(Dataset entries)
════════════════

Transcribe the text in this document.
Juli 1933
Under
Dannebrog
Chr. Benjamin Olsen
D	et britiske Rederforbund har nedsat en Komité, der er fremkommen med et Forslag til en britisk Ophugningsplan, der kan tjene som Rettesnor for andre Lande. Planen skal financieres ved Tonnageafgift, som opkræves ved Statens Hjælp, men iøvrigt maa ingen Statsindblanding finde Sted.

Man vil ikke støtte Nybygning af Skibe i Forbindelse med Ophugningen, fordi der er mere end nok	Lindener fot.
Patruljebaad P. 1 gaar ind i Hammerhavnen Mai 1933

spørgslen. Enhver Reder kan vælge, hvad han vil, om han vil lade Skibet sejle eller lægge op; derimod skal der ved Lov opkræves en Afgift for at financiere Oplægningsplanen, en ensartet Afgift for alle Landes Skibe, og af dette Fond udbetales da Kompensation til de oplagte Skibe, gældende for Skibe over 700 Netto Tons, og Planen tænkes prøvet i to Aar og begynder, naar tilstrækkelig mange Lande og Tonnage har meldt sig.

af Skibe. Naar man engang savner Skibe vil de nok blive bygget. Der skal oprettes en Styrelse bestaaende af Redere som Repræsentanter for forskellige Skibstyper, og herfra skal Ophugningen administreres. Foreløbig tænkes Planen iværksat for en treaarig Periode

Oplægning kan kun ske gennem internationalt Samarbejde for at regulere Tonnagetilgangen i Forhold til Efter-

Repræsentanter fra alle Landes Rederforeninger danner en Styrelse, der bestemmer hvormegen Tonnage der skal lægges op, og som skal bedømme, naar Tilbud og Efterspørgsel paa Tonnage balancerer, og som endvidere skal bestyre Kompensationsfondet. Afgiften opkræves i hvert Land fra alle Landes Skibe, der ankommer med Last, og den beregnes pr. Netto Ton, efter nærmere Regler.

════════════════

» Exercise description
Extract the full listing above without altering anything.

» Full answer
Transcribe the text in this document.
Juli 1933
Under
Dannebrog
Chr. Benjamin Olsen
D	et britiske Rederforbund har nedsat en Komité, der er fremkommen med et Forslag til en britisk Ophugningsplan, der kan tjene som Rettesnor for andre Lande. Planen skal financieres ved Tonnageafgift, som opkræves ved Statens Hjælp, men iøvrigt maa ingen Statsindblanding finde Sted.

Man vil ikke støtte Nybygning af Skibe i Forbindelse med Ophugningen, fordi der er mere end nok	Lindener fot.
Patruljebaad P. 1 gaar ind i Hammerhavnen Mai 1933

spørgslen. Enhver Reder kan vælge, hvad han vil, om han vil lade Skibet sejle eller lægge op; derimod skal der ved Lov opkræves en Afgift for at financiere Oplægningsplanen, en ensartet Afgift for alle Landes Skibe, og af dette Fond udbetales da Kompensation til de oplagte Skibe, gældende for Skibe over 700 Netto Tons, og Planen tænkes prøvet i to Aar og begynder, naar tilstrækkelig mange Lande og Tonnage har meldt sig.

af Skibe. Naar man engang savner Skibe vil de nok blive bygget. Der skal oprettes en Styrelse bestaaende af Redere som Repræsentanter for forskellige Skibstyper, og herfra skal Ophugningen administreres. Foreløbig tænkes Planen iværksat for en treaarig Periode

Oplægning kan kun ske gennem internationalt Samarbejde for at regulere Tonnagetilgangen i Forhold til Efter-

Repræsentanter fra alle Landes Rederforeninger danner en Styrelse, der bestemmer hvormegen Tonnage der skal lægges op, og som skal bedømme, naar Tilbud og Efterspørgsel paa Tonnage balancerer, og som endvidere skal bestyre Kompensationsfondet. Afgiften opkræves i hvert Land fra alle Landes Skibe, der ankommer med Last, og den beregnes pr. Netto Ton, efter nærmere Regler.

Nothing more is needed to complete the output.